▸ **TASK INSTRUCTIONS**
Tally how many lines hold the string "Usage". Your reply should be that number alone.
-- START RECORD SET --
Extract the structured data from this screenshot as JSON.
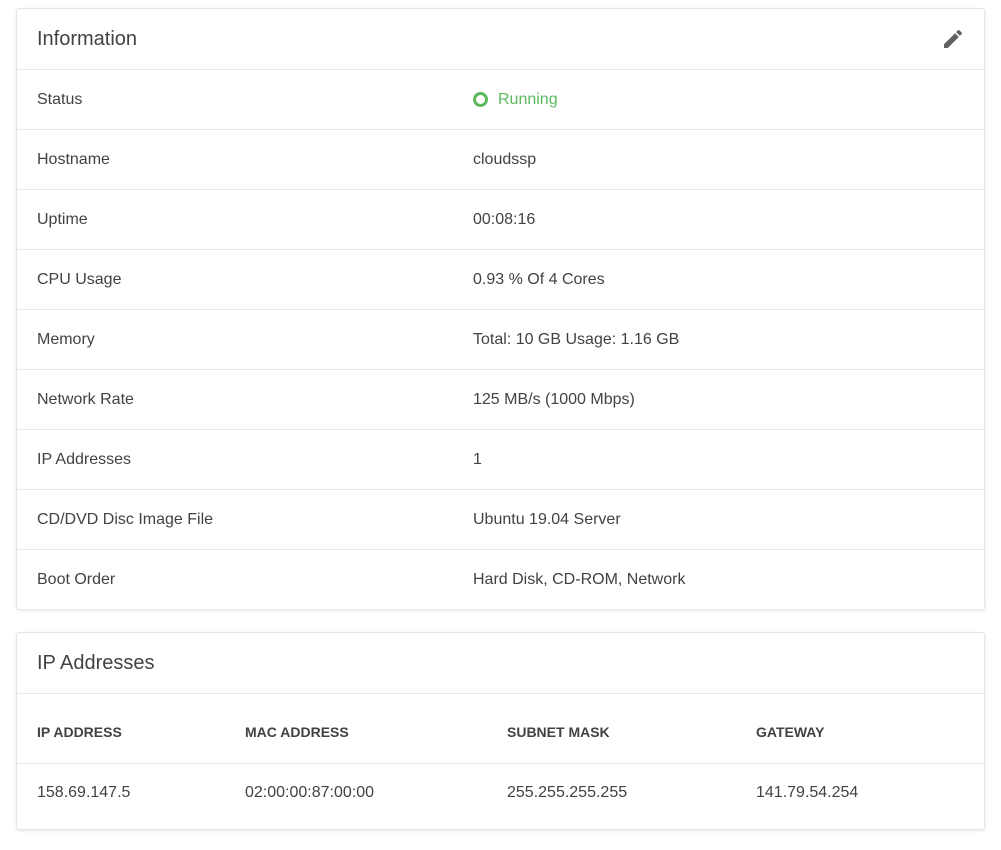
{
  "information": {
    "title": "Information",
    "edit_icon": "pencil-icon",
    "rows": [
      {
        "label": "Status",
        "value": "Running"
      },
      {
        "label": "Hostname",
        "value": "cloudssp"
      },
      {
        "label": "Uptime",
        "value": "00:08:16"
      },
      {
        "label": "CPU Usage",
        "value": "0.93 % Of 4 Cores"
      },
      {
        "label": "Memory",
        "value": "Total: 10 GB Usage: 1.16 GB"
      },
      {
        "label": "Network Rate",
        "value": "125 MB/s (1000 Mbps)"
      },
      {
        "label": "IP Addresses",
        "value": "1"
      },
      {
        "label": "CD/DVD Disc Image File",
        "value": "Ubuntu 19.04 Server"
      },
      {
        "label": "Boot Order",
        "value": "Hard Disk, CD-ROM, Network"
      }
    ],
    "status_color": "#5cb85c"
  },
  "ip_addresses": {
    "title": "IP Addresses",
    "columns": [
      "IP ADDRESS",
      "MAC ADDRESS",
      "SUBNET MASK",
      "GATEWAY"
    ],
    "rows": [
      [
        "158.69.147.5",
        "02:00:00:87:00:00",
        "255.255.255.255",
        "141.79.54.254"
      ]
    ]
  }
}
-- END RECORD SET --
-- START RECORD SET --
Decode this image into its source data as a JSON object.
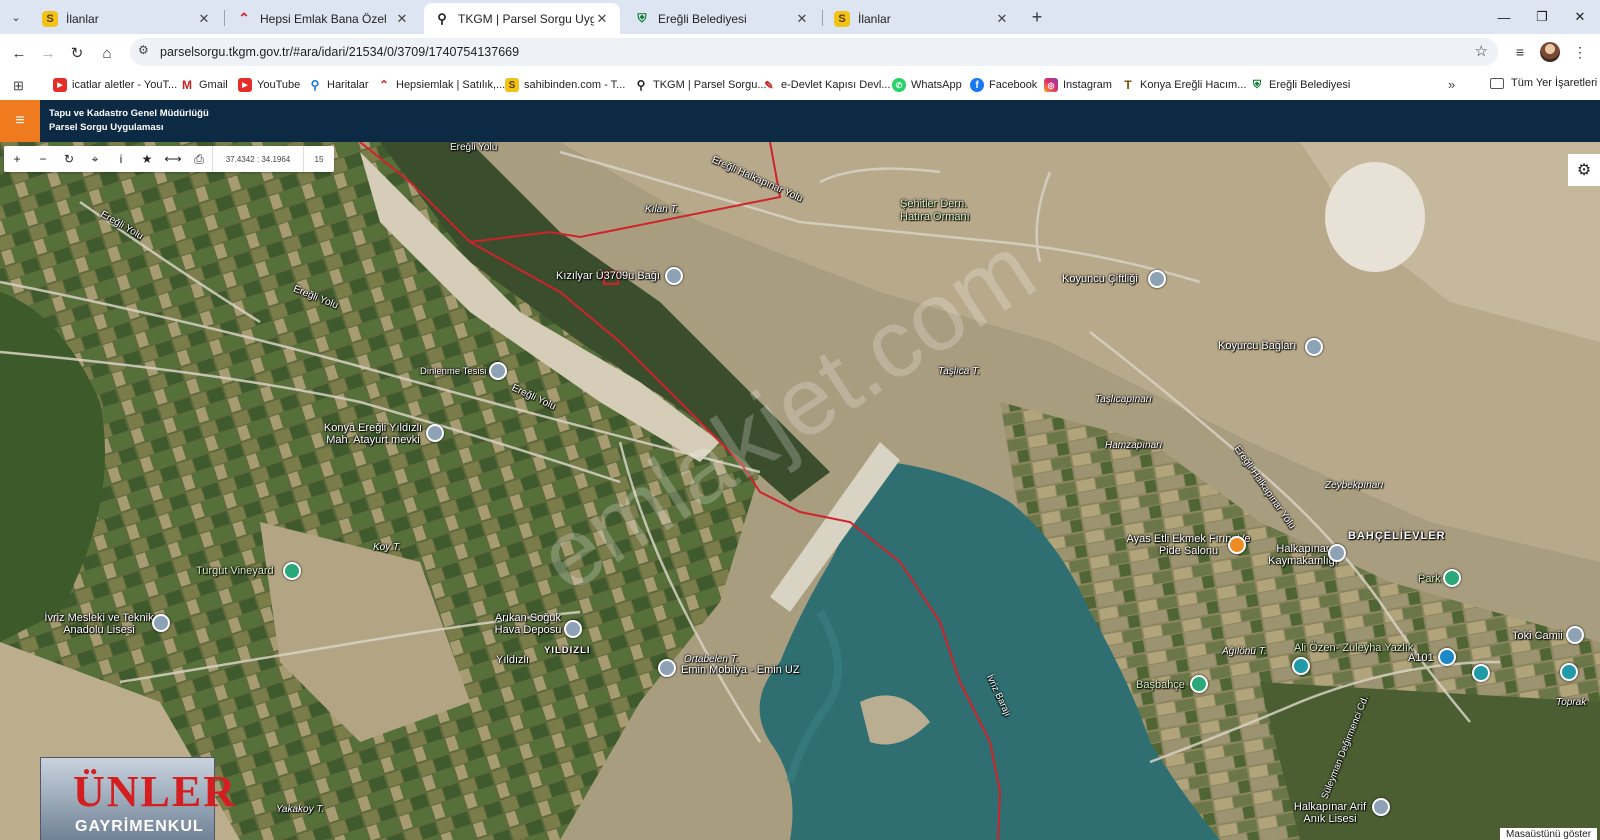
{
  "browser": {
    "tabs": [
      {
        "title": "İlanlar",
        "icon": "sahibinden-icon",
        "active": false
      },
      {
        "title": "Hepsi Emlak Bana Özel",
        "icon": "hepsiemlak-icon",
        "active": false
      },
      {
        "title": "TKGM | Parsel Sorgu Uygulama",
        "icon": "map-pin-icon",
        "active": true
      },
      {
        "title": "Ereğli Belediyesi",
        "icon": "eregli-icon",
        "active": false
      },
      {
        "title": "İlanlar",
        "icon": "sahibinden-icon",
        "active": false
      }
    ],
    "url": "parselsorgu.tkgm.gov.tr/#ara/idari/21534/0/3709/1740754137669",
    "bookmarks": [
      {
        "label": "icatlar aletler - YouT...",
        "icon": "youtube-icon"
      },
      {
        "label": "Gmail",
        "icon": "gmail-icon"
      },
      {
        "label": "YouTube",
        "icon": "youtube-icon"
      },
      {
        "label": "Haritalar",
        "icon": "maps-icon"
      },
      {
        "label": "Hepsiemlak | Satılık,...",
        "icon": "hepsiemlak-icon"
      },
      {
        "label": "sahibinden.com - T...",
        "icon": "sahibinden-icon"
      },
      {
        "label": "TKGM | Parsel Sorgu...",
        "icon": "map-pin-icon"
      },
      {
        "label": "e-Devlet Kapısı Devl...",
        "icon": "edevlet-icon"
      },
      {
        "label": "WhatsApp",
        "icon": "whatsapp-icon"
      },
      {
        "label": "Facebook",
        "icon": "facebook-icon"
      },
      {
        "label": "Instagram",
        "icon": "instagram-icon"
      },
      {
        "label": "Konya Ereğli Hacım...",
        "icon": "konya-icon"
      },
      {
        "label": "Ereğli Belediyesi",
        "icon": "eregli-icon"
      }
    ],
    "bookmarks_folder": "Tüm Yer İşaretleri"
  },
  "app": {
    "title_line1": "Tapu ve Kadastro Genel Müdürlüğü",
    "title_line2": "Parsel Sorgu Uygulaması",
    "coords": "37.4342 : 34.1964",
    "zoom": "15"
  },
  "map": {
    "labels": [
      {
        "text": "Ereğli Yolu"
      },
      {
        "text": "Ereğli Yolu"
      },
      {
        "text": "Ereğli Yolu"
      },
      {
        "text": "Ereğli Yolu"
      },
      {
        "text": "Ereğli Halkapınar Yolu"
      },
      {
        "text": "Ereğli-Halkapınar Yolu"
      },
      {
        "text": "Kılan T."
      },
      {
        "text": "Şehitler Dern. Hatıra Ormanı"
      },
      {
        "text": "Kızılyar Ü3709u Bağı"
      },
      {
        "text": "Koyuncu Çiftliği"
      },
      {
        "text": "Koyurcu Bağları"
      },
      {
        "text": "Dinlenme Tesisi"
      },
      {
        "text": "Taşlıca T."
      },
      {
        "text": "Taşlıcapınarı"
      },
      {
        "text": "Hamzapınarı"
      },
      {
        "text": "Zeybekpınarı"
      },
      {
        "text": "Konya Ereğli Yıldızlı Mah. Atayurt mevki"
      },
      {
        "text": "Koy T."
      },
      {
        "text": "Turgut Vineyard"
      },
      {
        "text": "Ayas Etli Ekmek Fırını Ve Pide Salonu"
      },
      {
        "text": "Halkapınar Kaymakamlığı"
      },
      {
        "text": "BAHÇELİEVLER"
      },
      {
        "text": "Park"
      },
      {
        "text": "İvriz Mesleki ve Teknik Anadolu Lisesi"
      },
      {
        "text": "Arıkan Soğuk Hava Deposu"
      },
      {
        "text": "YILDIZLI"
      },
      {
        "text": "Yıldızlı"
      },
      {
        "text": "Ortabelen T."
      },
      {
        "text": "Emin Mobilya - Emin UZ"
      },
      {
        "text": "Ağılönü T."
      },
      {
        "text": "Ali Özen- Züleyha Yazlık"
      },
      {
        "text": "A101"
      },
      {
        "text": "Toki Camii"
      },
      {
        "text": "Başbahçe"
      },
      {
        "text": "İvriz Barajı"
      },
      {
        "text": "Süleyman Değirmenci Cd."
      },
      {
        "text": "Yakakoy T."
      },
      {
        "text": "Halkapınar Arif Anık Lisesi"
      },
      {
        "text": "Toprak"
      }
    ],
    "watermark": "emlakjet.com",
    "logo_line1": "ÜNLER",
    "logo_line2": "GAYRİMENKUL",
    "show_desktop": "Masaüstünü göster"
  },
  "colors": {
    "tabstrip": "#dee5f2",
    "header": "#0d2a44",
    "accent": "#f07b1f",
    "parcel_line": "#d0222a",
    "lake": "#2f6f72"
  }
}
-- END RECORD SET --
▸ **CORRECT OUTPUT**
2